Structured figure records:
───

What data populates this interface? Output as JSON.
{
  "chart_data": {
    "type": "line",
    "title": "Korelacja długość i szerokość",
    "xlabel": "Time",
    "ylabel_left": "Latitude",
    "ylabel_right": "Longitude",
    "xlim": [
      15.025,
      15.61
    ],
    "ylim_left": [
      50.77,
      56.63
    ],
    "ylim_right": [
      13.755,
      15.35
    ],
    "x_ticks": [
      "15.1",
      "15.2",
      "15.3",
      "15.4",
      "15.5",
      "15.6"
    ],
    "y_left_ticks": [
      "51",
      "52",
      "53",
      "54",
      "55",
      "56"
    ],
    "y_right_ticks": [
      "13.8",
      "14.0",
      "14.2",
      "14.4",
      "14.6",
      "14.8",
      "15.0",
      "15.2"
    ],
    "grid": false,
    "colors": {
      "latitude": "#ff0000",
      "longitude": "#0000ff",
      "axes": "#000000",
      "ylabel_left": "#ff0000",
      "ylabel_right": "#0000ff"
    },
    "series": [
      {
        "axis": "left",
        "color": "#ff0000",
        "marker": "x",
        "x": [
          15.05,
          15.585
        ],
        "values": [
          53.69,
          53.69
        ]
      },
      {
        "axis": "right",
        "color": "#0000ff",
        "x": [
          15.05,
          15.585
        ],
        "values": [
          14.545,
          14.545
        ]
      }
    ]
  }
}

───

### Task directions
Quote every line of the data, word for word.

### The response
What data populates this interface? Output as JSON.
{
  "chart_data": {
    "type": "line",
    "title": "Korelacja długość i szerokość",
    "xlabel": "Time",
    "ylabel_left": "Latitude",
    "ylabel_right": "Longitude",
    "xlim": [
      15.025,
      15.61
    ],
    "ylim_left": [
      50.77,
      56.63
    ],
    "ylim_right": [
      13.755,
      15.35
    ],
    "x_ticks": [
      "15.1",
      "15.2",
      "15.3",
      "15.4",
      "15.5",
      "15.6"
    ],
    "y_left_ticks": [
      "51",
      "52",
      "53",
      "54",
      "55",
      "56"
    ],
    "y_right_ticks": [
      "13.8",
      "14.0",
      "14.2",
      "14.4",
      "14.6",
      "14.8",
      "15.0",
      "15.2"
    ],
    "grid": false,
    "colors": {
      "latitude": "#ff0000",
      "longitude": "#0000ff",
      "axes": "#000000",
      "ylabel_left": "#ff0000",
      "ylabel_right": "#0000ff"
    },
    "series": [
      {
        "axis": "left",
        "color": "#ff0000",
        "marker": "x",
        "x": [
          15.05,
          15.585
        ],
        "values": [
          53.69,
          53.69
        ]
      },
      {
        "axis": "right",
        "color": "#0000ff",
        "x": [
          15.05,
          15.585
        ],
        "values": [
          14.545,
          14.545
        ]
      }
    ]
  }
}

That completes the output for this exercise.